--- WRITTEN REQUEST ---
From the entries below, list each line with "JSON".

--- Data extracted from a collection ---

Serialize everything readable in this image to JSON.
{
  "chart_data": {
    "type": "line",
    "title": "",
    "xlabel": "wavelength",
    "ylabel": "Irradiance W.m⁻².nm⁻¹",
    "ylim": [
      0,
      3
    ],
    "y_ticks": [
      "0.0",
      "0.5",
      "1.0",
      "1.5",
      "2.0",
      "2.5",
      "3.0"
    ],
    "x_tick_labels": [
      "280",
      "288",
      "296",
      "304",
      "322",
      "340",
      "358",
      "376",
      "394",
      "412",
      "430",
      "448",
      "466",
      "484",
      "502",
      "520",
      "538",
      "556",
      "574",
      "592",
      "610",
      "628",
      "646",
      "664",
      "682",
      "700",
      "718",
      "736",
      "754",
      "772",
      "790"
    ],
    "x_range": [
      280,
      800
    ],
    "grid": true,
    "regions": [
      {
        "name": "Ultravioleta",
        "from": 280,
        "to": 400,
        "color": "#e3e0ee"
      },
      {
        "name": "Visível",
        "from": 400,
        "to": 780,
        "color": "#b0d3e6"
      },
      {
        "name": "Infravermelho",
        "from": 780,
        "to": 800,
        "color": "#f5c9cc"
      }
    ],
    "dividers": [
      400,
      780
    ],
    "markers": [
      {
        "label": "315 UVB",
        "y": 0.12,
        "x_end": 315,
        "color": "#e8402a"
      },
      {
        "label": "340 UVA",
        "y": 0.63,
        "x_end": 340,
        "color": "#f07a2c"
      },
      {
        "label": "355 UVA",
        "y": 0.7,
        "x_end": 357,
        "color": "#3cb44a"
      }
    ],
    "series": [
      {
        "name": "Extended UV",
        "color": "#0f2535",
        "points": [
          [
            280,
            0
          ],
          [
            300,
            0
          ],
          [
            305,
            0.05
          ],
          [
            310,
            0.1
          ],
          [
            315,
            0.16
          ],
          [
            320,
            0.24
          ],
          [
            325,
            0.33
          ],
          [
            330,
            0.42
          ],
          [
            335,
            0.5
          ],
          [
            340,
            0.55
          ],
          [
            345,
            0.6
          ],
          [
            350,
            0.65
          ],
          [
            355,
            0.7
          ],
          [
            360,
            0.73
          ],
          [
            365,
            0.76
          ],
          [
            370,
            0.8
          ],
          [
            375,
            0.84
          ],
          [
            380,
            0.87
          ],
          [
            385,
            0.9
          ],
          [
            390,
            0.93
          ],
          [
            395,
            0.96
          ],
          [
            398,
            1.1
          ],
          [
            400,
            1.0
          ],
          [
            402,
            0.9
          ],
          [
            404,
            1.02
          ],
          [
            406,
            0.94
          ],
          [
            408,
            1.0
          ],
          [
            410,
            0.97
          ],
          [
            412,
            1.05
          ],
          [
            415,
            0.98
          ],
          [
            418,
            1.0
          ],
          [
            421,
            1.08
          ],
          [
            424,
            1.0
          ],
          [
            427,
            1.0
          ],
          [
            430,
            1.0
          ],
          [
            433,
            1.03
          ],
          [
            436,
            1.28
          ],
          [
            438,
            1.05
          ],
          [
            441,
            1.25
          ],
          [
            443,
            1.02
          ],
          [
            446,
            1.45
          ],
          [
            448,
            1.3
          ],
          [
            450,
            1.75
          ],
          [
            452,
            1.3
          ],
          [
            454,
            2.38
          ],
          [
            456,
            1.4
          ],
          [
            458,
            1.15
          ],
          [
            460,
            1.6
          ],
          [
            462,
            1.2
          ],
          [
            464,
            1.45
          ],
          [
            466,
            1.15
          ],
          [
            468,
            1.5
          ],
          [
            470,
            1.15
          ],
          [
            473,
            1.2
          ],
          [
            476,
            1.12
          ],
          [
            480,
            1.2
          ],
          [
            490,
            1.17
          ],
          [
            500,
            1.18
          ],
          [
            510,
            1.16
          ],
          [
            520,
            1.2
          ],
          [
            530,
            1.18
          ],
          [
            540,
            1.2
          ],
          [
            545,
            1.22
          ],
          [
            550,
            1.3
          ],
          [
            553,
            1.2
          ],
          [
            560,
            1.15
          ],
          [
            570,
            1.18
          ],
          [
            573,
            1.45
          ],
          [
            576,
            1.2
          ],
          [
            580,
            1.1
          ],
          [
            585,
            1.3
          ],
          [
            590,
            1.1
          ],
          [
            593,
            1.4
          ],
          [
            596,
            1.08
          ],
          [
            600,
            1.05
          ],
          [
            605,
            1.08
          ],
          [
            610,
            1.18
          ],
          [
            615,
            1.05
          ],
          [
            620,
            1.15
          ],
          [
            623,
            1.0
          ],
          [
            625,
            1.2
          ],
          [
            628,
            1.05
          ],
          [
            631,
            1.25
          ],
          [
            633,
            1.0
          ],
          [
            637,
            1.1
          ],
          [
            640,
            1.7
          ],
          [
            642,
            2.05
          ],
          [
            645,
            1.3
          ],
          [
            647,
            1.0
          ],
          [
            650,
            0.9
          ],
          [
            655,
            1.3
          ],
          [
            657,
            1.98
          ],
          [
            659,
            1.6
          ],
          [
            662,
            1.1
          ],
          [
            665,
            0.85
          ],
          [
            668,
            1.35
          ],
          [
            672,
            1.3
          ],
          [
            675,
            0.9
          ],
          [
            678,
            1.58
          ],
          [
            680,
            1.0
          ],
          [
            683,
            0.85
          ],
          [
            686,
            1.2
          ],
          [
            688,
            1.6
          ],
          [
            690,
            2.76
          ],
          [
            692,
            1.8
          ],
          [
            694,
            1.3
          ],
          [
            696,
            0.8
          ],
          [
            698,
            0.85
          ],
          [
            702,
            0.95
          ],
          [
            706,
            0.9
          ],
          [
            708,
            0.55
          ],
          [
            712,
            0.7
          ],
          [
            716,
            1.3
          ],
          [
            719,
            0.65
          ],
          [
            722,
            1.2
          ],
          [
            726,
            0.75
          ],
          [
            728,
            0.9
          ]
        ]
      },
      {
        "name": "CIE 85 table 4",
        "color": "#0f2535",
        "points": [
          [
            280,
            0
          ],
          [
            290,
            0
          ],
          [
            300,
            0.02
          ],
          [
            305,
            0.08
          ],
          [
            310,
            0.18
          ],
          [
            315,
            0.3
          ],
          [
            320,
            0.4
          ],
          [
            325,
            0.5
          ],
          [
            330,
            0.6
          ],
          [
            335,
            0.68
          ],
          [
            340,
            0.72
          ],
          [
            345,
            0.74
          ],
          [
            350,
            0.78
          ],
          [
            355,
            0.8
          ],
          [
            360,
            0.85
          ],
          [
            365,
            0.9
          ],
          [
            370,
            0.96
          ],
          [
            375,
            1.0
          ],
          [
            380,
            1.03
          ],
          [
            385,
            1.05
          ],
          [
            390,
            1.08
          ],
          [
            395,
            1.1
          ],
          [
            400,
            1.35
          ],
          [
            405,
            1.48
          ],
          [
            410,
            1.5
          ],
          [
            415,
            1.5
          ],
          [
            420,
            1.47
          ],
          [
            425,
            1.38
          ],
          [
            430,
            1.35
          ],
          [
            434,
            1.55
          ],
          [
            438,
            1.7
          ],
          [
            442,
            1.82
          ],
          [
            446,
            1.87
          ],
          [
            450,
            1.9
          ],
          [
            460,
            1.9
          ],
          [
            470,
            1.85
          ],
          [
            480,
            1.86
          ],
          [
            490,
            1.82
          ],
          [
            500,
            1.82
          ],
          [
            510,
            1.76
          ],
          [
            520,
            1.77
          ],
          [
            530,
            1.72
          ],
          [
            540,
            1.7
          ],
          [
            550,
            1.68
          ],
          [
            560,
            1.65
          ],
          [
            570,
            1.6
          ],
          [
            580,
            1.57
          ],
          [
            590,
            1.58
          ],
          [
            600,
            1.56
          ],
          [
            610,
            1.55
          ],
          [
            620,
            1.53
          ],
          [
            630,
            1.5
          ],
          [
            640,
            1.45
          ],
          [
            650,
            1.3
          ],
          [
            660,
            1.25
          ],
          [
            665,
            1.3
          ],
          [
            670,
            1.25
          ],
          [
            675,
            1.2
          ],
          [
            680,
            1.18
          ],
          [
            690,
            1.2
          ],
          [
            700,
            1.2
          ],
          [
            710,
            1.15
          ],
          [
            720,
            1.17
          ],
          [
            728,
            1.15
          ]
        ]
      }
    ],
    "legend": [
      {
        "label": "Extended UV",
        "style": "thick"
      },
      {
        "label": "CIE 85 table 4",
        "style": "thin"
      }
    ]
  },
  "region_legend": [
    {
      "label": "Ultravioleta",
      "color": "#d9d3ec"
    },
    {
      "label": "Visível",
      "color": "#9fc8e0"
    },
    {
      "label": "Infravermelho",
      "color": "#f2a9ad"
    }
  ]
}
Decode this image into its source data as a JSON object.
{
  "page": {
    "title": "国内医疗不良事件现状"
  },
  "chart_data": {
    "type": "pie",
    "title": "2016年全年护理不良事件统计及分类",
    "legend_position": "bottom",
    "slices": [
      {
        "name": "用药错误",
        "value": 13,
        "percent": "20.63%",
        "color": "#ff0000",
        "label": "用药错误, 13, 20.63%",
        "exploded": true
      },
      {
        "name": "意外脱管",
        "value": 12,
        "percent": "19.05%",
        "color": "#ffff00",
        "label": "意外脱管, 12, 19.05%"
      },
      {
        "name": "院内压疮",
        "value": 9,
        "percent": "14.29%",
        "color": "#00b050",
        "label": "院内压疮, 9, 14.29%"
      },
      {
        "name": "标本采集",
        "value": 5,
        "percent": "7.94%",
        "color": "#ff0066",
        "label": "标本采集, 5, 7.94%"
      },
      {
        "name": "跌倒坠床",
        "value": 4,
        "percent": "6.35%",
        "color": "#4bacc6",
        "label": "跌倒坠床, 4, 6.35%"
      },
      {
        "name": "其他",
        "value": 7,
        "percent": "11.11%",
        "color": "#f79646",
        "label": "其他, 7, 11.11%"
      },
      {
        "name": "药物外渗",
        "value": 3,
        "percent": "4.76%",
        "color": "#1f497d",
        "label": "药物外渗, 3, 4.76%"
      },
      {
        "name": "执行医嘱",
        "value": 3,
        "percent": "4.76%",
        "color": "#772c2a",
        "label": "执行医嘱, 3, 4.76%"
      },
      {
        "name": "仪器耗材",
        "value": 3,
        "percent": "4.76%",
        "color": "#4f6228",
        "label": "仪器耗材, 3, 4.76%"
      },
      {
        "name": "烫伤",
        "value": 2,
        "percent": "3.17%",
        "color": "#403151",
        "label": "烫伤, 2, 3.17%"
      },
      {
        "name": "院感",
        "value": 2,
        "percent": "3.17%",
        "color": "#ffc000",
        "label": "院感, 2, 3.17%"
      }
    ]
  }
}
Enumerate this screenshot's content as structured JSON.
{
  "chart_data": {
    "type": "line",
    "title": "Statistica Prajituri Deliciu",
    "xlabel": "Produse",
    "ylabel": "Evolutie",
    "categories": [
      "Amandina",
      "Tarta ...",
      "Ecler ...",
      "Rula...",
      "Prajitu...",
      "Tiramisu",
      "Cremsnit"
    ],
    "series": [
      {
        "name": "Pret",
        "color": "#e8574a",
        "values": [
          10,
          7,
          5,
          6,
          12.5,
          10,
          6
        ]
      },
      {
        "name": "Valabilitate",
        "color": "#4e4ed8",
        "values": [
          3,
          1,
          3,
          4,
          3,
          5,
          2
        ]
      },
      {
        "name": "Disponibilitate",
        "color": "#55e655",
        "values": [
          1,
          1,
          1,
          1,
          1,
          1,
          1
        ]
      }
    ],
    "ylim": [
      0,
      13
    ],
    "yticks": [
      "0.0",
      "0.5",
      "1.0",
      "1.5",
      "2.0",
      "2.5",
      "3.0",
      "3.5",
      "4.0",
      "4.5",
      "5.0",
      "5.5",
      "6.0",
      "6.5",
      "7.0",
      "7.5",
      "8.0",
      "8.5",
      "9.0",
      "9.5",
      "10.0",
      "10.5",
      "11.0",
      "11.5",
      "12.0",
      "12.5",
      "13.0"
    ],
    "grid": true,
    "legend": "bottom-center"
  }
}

--- THE ANSWER ---
Serialize everything readable in this image to JSON.
Decode this image into its source data as a JSON object.
Enumerate this screenshot's content as structured JSON.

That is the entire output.